TASK TO CARRY OUT:
Scan the material for the word "intentarlo", and copy each line where it shows up.

RECORDS FOR PROCESSING:
◆ ◆ ◆

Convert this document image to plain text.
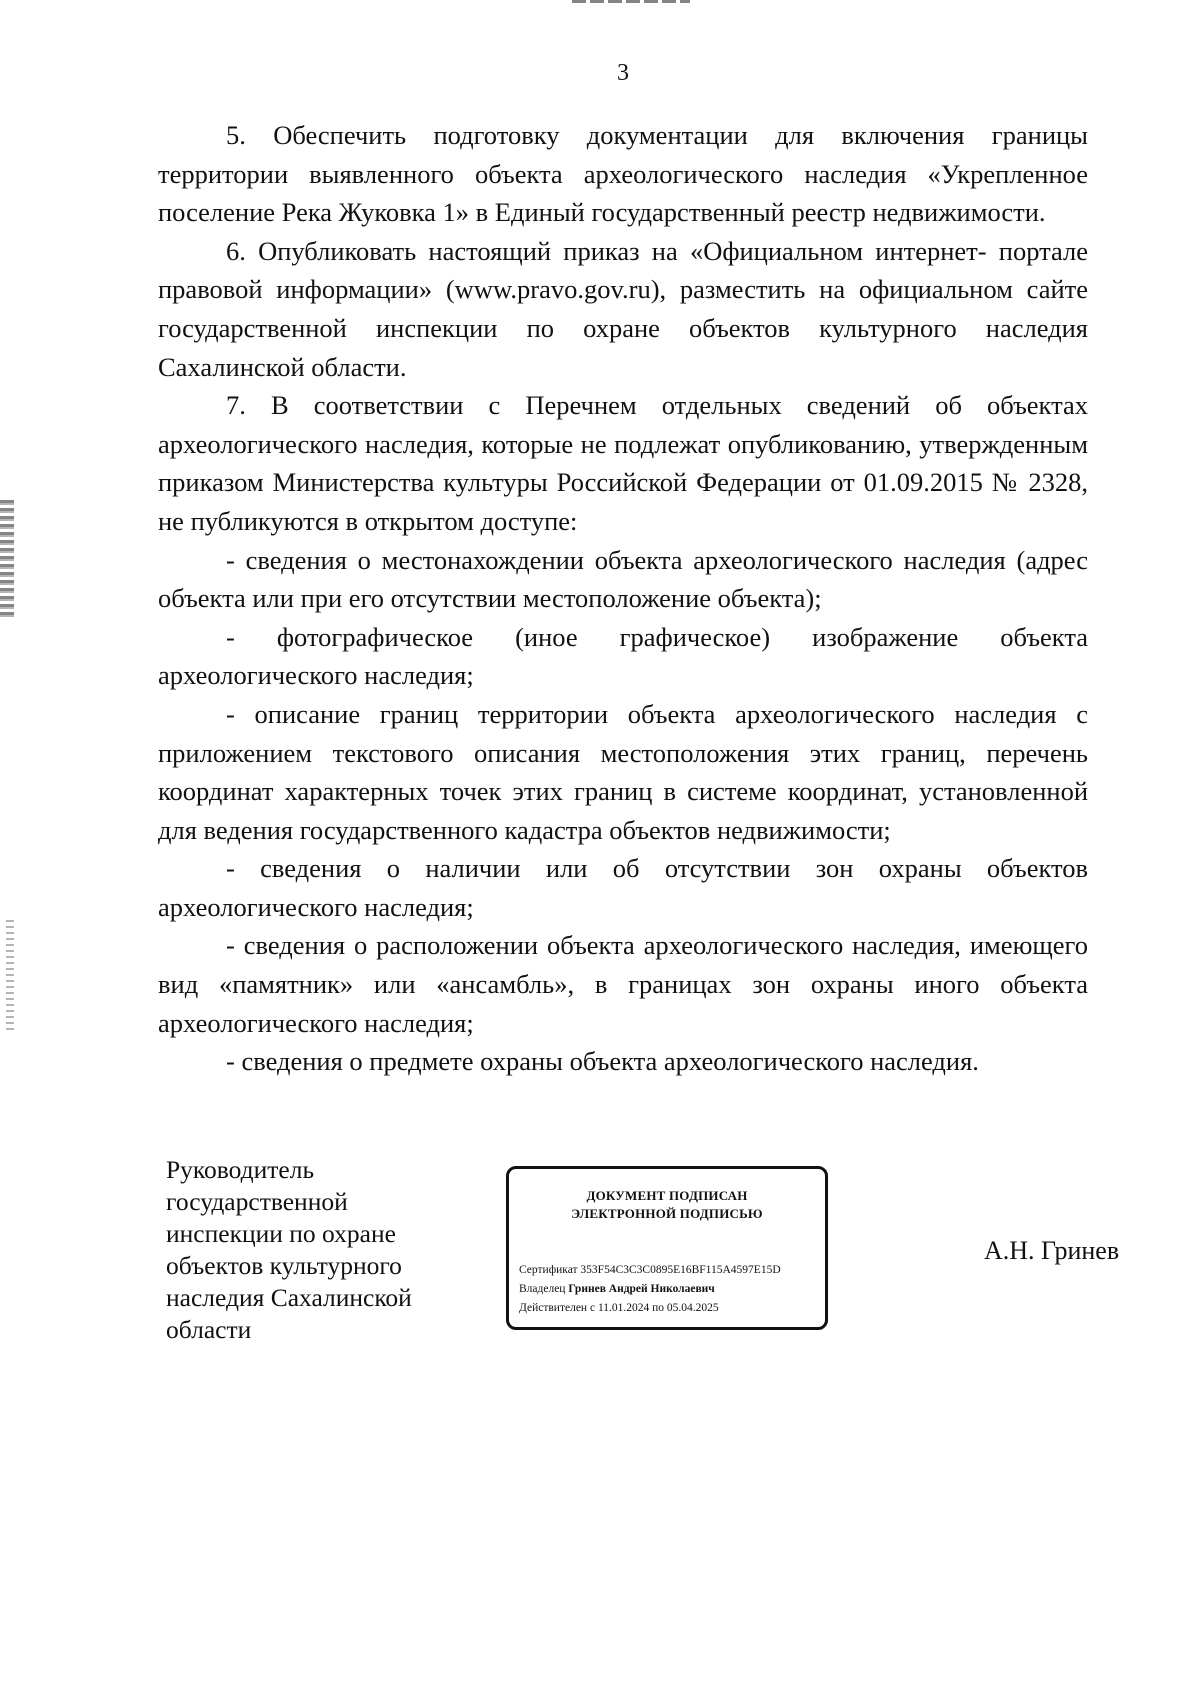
3

5. Обеспечить подготовку документации для включения границы территории выявленного объекта археологического наследия «Укрепленное поселение Река Жуковка 1» в Единый государственный реестр недвижимости.

6. Опубликовать настоящий приказ на «Официальном интернет- портале правовой информации» (www.pravo.gov.ru), разместить на официальном сайте государственной инспекции по охране объектов культурного наследия Сахалинской области.

7. В соответствии с Перечнем отдельных сведений об объектах археологического наследия, которые не подлежат опубликованию, утвержденным приказом Министерства культуры Российской Федерации от 01.09.2015 № 2328, не публикуются в открытом доступе:

- сведения о местонахождении объекта археологического наследия (адрес объекта или при его отсутствии местоположение объекта);

- фотографическое (иное графическое) изображение объекта археологического наследия;

- описание границ территории объекта археологического наследия с приложением текстового описания местоположения этих границ, перечень координат характерных точек этих границ в системе координат, установленной для ведения государственного кадастра объектов недвижимости;

- сведения о наличии или об отсутствии зон охраны объектов археологического наследия;

- сведения о расположении объекта археологического наследия, имеющего вид «памятник» или «ансамбль», в границах зон охраны иного объекта археологического наследия;

- сведения о предмете охраны объекта археологического наследия.

Руководитель
государственной
инспекции по охране
объектов культурного
наследия Сахалинской
области
ДОКУМЕНТ ПОДПИСАН
ЭЛЕКТРОННОЙ ПОДПИСЬЮ
Сертификат 353F54C3C3C0895E16BF115A4597E15D
Владелец Гринев Андрей Николаевич
Действителен с 11.01.2024 по 05.04.2025
А.Н. Гринев
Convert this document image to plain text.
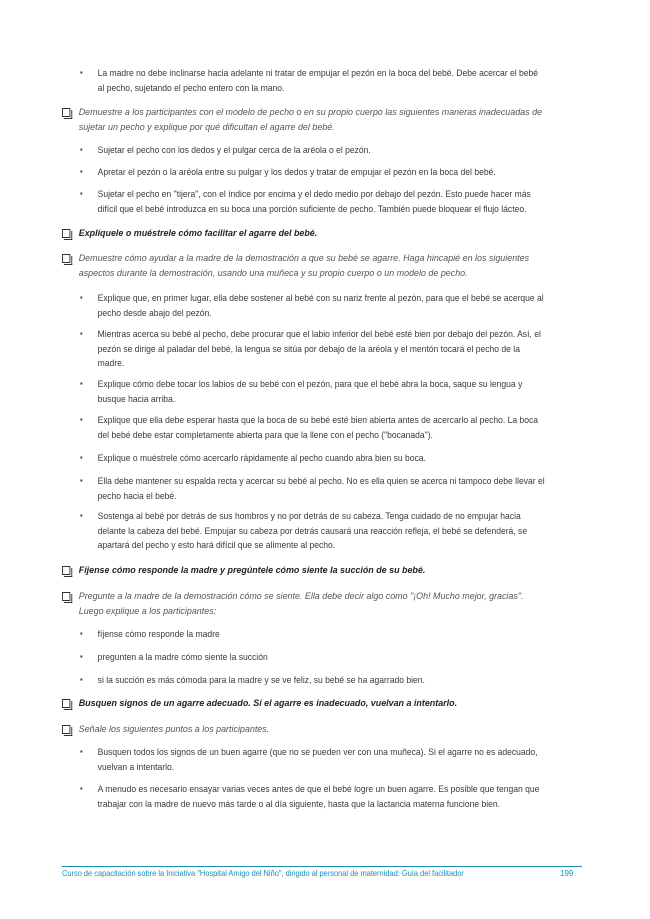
▪	La madre no debe inclinarse hacia adelante ni tratar de empujar el pezón en la boca del bebé. Debe acercar el bebé al pecho, sujetando el pecho entero con la mano.
Demuestre a los participantes con el modelo de pecho o en su propio cuerpo las siguientes maneras inadecuadas de sujetar un pecho y explique por qué dificultan el agarre del bebé.
▪	Sujetar el pecho con los dedos y el pulgar cerca de la aréola o el pezón.
▪	Apretar el pezón o la aréola entre su pulgar y los dedos y tratar de empujar el pezón en la boca del bebé.
▪	Sujetar el pecho en "tijera", con el índice por encima y el dedo medio por debajo del pezón. Esto puede hacer más difícil que el bebé introduzca en su boca una porción suficiente de pecho. También puede bloquear el flujo lácteo.
Explíquele o muéstrele cómo facilitar el agarre del bebé.
Demuestre cómo ayudar a la madre de la demostración a que su bebé se agarre. Haga hincapié en los siguientes aspectos durante la demostración, usando una muñeca y su propio cuerpo o un modelo de pecho.
▪	Explique que, en primer lugar, ella debe sostener al bebé con su nariz frente al pezón, para que el bebé se acerque al pecho desde abajo del pezón.
▪	Mientras acerca su bebé al pecho, debe procurar que el labio inferior del bebé esté bien por debajo del pezón. Así, el pezón se dirige al paladar del bebé, la lengua se sitúa por debajo de la aréola y el mentón tocará el pecho de la madre.
▪	Explique cómo debe tocar los labios de su bebé con el pezón, para que el bebé abra la boca, saque su lengua y busque hacia arriba.
▪	Explique que ella debe esperar hasta que la boca de su bebé esté bien abierta antes de acercarlo al pecho. La boca del bebé debe estar completamente abierta para que la llene con el pecho ("bocanada").
▪	Explique o muéstrele cómo acercarlo rápidamente al pecho cuando abra bien su boca.
▪	Ella debe mantener su espalda recta y acercar su bebé al pecho. No es ella quien se acerca ni tampoco debe llevar el pecho hacia el bebé.
▪	Sostenga al bebé por detrás de sus hombros y no por detrás de su cabeza. Tenga cuidado de no empujar hacia delante la cabeza del bebé. Empujar su cabeza por detrás causará una reacción refleja, el bebé se defenderá, se apartará del pecho y esto hará difícil que se alimente al pecho.
Fíjense cómo responde la madre y pregúntele cómo siente la succión de su bebé.
Pregunte a la madre de la demostración cómo se siente. Ella debe decir algo como "¡Oh! Mucho mejor, gracias". Luego explique a los participantes:
▪	fíjense cómo responde la madre
▪	pregunten a la madre cómo siente la succión
▪	si la succión es más cómoda para la madre y se ve feliz, su bebé se ha agarrado bien.
Busquen signos de un agarre adecuado. Si el agarre es inadecuado, vuelvan a intentarlo.
Señale los siguientes puntos a los participantes.
▪	Busquen todos los signos de un buen agarre (que no se pueden ver con una muñeca). Si el agarre no es adecuado, vuelvan a intentarlo.
▪	A menudo es necesario ensayar varias veces antes de que el bebé logre un buen agarre. Es posible que tengan que trabajar con la madre de nuevo más tarde o al día siguiente, hasta que la lactancia materna funcione bien.
Curso de capacitación sobre la Iniciativa "Hospital Amigo del Niño", dirigido al personal de maternidad: Guía del facilitador	199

◆ ◆ ◆

OUTPUT BELOW:
Busquen signos de un agarre adecuado. Si el agarre es inadecuado, vuelvan a intentarlo.
▪	Busquen todos los signos de un buen agarre (que no se pueden ver con una muñeca). Si el agarre no es adecuado, vuelvan a intentarlo.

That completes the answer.